### DO THIS
Your task is to restate the data word for word.
-------
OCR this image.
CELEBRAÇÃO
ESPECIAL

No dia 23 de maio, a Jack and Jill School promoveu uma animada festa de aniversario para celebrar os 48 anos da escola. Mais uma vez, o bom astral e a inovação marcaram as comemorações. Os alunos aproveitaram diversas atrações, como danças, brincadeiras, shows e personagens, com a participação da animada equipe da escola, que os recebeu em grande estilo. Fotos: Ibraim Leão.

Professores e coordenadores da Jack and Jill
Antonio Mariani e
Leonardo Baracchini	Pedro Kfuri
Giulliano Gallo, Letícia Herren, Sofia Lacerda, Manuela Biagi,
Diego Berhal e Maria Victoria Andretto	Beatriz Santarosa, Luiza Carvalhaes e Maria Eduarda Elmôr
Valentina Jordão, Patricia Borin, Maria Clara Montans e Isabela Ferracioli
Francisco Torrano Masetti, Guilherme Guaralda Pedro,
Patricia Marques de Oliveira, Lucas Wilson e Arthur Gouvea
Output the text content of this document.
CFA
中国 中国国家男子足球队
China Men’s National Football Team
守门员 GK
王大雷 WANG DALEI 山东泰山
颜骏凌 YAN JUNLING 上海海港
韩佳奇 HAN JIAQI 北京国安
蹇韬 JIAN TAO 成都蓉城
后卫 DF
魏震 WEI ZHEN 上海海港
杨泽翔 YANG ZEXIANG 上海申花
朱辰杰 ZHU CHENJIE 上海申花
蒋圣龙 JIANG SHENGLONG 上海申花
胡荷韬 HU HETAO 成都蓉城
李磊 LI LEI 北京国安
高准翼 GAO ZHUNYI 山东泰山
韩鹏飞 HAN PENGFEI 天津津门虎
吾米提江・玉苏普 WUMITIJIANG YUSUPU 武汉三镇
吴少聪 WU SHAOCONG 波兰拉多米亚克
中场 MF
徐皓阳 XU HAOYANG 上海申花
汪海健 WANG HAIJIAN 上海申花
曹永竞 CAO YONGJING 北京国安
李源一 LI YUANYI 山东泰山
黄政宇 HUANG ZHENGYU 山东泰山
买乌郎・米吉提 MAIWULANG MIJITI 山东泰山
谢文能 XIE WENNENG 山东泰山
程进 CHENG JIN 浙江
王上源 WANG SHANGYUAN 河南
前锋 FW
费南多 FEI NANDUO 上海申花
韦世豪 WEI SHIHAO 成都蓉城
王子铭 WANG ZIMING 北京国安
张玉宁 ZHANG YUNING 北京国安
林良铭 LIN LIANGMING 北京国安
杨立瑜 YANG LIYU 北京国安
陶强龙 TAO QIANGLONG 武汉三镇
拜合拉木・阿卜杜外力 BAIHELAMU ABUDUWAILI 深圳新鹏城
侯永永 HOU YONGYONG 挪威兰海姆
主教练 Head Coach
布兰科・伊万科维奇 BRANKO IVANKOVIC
-------
### RESPONSE FOR THIS EXERCISE
OCR this image.
CELEBRAÇÃO
ESPECIAL

No dia 23 de maio, a Jack and Jill School promoveu uma animada festa de aniversario para celebrar os 48 anos da escola. Mais uma vez, o bom astral e a inovação marcaram as comemorações. Os alunos aproveitaram diversas atrações, como danças, brincadeiras, shows e personagens, com a participação da animada equipe da escola, que os recebeu em grande estilo. Fotos: Ibraim Leão.

Professores e coordenadores da Jack and Jill
Antonio Mariani e
Leonardo Baracchini	Pedro Kfuri
Giulliano Gallo, Letícia Herren, Sofia Lacerda, Manuela Biagi,
Diego Berhal e Maria Victoria Andretto	Beatriz Santarosa, Luiza Carvalhaes e Maria Eduarda Elmôr
Valentina Jordão, Patricia Borin, Maria Clara Montans e Isabela Ferracioli
Francisco Torrano Masetti, Guilherme Guaralda Pedro,
Patricia Marques de Oliveira, Lucas Wilson e Arthur Gouvea
Output the text content of this document.
CFA
中国 中国国家男子足球队
China Men’s National Football Team
守门员 GK
王大雷 WANG DALEI 山东泰山
颜骏凌 YAN JUNLING 上海海港
韩佳奇 HAN JIAQI 北京国安
蹇韬 JIAN TAO 成都蓉城
后卫 DF
魏震 WEI ZHEN 上海海港
杨泽翔 YANG ZEXIANG 上海申花
朱辰杰 ZHU CHENJIE 上海申花
蒋圣龙 JIANG SHENGLONG 上海申花
胡荷韬 HU HETAO 成都蓉城
李磊 LI LEI 北京国安
高准翼 GAO ZHUNYI 山东泰山
韩鹏飞 HAN PENGFEI 天津津门虎
吾米提江・玉苏普 WUMITIJIANG YUSUPU 武汉三镇
吴少聪 WU SHAOCONG 波兰拉多米亚克
中场 MF
徐皓阳 XU HAOYANG 上海申花
汪海健 WANG HAIJIAN 上海申花
曹永竞 CAO YONGJING 北京国安
李源一 LI YUANYI 山东泰山
黄政宇 HUANG ZHENGYU 山东泰山
买乌郎・米吉提 MAIWULANG MIJITI 山东泰山
谢文能 XIE WENNENG 山东泰山
程进 CHENG JIN 浙江
王上源 WANG SHANGYUAN 河南
前锋 FW
费南多 FEI NANDUO 上海申花
韦世豪 WEI SHIHAO 成都蓉城
王子铭 WANG ZIMING 北京国安
张玉宁 ZHANG YUNING 北京国安
林良铭 LIN LIANGMING 北京国安
杨立瑜 YANG LIYU 北京国安
陶强龙 TAO QIANGLONG 武汉三镇
拜合拉木・阿卜杜外力 BAIHELAMU ABUDUWAILI 深圳新鹏城
侯永永 HOU YONGYONG 挪威兰海姆
主教练 Head Coach
布兰科・伊万科维奇 BRANKO IVANKOVIC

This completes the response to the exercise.